*INSTRUCTIONS FOR THE TASK*
List the lines of this listing that hold the word "bash".
++++++++++
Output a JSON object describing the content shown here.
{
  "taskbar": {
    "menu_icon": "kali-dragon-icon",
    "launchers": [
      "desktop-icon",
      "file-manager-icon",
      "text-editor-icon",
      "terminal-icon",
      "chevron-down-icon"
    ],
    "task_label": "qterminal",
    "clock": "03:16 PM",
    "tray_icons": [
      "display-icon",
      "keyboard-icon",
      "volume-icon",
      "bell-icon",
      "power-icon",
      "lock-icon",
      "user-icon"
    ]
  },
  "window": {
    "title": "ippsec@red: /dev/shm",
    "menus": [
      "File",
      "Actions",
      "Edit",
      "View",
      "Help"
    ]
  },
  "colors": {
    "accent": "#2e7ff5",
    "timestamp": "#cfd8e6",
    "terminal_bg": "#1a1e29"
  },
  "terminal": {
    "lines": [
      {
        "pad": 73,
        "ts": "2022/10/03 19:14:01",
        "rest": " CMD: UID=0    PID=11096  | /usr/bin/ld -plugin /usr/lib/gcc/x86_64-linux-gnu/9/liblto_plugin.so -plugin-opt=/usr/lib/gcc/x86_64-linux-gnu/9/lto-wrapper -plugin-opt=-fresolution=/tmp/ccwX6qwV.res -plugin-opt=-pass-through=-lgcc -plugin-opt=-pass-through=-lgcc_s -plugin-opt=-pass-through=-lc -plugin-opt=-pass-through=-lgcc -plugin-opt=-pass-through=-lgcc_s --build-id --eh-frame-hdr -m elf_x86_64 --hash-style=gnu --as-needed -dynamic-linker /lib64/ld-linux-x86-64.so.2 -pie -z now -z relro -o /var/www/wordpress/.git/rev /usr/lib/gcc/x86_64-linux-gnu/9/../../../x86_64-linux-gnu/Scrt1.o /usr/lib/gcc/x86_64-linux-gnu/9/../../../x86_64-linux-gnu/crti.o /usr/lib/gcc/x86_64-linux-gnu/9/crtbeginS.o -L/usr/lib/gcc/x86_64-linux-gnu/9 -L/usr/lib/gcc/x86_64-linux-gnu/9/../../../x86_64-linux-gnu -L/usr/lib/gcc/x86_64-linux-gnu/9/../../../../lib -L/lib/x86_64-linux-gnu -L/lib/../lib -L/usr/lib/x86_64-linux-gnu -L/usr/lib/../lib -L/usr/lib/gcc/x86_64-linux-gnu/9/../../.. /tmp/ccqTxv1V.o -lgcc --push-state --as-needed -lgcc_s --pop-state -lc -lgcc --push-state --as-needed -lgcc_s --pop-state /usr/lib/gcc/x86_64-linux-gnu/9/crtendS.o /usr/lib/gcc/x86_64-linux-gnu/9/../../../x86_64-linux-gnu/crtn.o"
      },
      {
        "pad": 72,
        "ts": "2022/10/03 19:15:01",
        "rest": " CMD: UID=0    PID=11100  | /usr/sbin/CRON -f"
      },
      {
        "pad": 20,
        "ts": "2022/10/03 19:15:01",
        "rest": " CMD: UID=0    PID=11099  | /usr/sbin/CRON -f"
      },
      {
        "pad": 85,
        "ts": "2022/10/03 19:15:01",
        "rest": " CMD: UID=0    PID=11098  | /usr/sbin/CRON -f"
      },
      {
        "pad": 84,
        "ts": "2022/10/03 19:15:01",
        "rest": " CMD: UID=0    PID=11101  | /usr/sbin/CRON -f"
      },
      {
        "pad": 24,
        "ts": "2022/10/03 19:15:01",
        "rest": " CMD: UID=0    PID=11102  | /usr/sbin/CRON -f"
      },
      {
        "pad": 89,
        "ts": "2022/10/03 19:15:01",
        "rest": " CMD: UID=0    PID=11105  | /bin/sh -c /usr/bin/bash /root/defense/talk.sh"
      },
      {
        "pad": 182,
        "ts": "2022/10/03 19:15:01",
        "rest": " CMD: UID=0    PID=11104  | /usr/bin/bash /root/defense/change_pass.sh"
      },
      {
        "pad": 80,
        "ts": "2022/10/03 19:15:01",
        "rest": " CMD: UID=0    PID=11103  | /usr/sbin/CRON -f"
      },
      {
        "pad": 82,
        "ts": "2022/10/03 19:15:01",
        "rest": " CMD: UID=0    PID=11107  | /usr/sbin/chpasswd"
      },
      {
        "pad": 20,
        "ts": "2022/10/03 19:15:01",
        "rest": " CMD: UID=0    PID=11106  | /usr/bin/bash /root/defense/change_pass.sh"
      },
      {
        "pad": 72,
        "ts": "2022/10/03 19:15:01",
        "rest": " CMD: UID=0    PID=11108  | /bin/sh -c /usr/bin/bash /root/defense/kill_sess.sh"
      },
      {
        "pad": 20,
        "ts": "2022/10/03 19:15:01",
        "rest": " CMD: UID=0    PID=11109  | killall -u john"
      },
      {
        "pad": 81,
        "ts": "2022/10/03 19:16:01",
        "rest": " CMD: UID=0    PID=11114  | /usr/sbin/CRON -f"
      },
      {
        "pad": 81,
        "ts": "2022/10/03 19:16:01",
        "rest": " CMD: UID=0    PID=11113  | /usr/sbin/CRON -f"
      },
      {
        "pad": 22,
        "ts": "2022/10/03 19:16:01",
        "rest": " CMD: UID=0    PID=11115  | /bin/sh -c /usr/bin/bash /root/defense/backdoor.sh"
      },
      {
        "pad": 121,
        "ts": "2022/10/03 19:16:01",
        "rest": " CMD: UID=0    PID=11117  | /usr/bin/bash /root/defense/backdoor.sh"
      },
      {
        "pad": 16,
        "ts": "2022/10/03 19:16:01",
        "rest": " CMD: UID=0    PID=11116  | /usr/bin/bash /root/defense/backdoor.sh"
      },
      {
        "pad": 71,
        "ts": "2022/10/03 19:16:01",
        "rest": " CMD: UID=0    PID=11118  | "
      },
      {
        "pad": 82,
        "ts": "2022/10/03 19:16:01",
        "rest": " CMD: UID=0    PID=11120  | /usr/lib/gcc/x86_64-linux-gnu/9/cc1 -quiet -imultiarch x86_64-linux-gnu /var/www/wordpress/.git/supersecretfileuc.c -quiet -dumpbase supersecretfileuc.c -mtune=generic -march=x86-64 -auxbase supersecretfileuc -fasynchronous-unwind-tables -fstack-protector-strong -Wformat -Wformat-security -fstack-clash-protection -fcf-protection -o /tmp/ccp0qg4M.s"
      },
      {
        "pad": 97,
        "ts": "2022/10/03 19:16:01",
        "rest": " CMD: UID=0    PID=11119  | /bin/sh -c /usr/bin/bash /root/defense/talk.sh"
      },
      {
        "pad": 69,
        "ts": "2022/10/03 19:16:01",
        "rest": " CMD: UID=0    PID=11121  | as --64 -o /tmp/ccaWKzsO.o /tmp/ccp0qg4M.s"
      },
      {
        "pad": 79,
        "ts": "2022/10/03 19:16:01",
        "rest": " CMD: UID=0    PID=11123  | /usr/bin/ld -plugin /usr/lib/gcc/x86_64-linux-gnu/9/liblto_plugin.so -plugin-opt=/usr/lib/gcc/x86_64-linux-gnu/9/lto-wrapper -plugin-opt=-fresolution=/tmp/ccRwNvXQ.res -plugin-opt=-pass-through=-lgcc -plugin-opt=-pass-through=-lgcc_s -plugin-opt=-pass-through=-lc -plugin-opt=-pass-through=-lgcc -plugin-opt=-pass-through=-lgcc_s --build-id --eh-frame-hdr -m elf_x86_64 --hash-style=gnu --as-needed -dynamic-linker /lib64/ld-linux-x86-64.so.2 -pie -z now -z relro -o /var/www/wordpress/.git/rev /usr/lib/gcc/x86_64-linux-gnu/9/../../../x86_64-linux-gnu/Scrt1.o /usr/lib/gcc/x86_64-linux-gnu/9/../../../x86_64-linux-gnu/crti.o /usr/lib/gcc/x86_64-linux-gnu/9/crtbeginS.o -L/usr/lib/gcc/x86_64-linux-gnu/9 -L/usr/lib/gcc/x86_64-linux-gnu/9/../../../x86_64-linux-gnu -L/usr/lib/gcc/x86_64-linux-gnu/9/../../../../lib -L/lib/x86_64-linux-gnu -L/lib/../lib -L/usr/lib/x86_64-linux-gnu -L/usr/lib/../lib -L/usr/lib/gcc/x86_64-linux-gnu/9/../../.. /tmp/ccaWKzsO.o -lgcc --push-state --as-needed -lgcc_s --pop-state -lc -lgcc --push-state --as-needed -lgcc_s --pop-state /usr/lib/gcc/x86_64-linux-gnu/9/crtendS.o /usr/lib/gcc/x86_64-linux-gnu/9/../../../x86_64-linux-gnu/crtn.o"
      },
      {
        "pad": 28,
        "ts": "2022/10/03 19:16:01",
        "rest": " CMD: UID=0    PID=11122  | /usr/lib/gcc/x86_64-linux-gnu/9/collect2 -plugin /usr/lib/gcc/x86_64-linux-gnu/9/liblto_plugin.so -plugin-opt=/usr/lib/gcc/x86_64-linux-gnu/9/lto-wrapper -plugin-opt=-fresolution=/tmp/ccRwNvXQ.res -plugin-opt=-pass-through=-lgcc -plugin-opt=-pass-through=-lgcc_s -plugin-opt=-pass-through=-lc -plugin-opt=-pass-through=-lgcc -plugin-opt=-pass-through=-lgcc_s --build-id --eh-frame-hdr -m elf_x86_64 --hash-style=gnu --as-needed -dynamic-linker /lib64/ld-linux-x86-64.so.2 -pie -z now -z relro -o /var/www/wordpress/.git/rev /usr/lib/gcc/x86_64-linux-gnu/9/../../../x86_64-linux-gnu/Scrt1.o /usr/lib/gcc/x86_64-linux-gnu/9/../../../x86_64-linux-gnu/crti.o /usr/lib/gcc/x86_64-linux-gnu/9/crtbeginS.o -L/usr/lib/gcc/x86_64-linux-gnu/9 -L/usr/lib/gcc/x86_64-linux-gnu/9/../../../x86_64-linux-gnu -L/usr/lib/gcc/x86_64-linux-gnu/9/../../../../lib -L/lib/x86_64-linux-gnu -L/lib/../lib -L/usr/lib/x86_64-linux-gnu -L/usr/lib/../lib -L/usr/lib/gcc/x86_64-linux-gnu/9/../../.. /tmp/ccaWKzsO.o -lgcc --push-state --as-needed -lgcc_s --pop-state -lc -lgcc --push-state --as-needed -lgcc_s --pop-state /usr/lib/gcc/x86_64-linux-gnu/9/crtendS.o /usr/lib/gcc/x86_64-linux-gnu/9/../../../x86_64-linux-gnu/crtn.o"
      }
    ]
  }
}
++++++++++
*RESULT BELOW*
        "rest": " CMD: UID=0    PID=11105  | /bin/sh -c /usr/bin/bash /root/defense/talk.sh"
        "rest": " CMD: UID=0    PID=11104  | /usr/bin/bash /root/defense/change_pass.sh"
        "rest": " CMD: UID=0    PID=11106  | /usr/bin/bash /root/defense/change_pass.sh"
        "rest": " CMD: UID=0    PID=11108  | /bin/sh -c /usr/bin/bash /root/defense/kill_sess.sh"
        "rest": " CMD: UID=0    PID=11115  | /bin/sh -c /usr/bin/bash /root/defense/backdoor.sh"
        "rest": " CMD: UID=0    PID=11117  | /usr/bin/bash /root/defense/backdoor.sh"
        "rest": " CMD: UID=0    PID=11116  | /usr/bin/bash /root/defense/backdoor.sh"
        "rest": " CMD: UID=0    PID=11119  | /bin/sh -c /usr/bin/bash /root/defense/talk.sh"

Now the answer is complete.